Reproduce the following records line for line, without any changes.

#### Input material:

□ □ □ □ □

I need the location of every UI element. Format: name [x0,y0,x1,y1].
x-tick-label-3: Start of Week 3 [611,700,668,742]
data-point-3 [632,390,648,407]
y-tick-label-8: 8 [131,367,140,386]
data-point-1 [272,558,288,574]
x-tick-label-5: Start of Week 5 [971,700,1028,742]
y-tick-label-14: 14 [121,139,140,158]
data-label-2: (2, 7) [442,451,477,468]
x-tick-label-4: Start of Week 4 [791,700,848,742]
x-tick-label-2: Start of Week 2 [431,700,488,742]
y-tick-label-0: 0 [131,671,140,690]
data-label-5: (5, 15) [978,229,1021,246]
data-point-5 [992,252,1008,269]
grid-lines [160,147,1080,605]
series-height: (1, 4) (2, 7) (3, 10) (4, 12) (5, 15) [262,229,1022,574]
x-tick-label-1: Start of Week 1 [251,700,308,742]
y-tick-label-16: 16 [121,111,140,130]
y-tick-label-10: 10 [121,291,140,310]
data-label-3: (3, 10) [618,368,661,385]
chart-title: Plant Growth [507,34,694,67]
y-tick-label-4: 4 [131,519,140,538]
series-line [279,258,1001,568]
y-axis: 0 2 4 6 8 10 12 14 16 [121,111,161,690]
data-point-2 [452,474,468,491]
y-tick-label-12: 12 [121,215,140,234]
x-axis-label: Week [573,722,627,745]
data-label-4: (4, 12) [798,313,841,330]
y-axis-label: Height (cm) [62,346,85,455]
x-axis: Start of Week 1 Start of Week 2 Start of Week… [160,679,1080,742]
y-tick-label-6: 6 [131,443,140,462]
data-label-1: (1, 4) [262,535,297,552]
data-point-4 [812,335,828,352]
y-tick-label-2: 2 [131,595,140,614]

□ □ □ □ □

#### Exercise answer:
I need the location of every UI element. Format: name [x0,y0,x1,y1].
x-tick-label-3: Start of Week 3 [611,700,668,742]
data-point-3 [632,390,648,407]
y-tick-label-8: 8 [131,367,140,386]
data-point-1 [272,558,288,574]
x-tick-label-5: Start of Week 5 [971,700,1028,742]
y-tick-label-14: 14 [121,139,140,158]
data-label-2: (2, 7) [442,451,477,468]
x-tick-label-4: Start of Week 4 [791,700,848,742]
x-tick-label-2: Start of Week 2 [431,700,488,742]
y-tick-label-0: 0 [131,671,140,690]
data-label-5: (5, 15) [978,229,1021,246]
data-point-5 [992,252,1008,269]
grid-lines [160,147,1080,605]
series-height: (1, 4) (2, 7) (3, 10) (4, 12) (5, 15) [262,229,1022,574]
x-tick-label-1: Start of Week 1 [251,700,308,742]
y-tick-label-16: 16 [121,111,140,130]
y-tick-label-10: 10 [121,291,140,310]
data-label-3: (3, 10) [618,368,661,385]
chart-title: Plant Growth [507,34,694,67]
y-tick-label-4: 4 [131,519,140,538]
series-line [279,258,1001,568]
y-axis: 0 2 4 6 8 10 12 14 16 [121,111,161,690]
data-point-2 [452,474,468,491]
y-tick-label-12: 12 [121,215,140,234]
x-axis-label: Week [573,722,627,745]
data-label-4: (4, 12) [798,313,841,330]
y-axis-label: Height (cm) [62,346,85,455]
x-axis: Start of Week 1 Start of Week 2 Start of Week… [160,679,1080,742]
y-tick-label-6: 6 [131,443,140,462]
data-label-1: (1, 4) [262,535,297,552]
data-point-4 [812,335,828,352]
y-tick-label-2: 2 [131,595,140,614]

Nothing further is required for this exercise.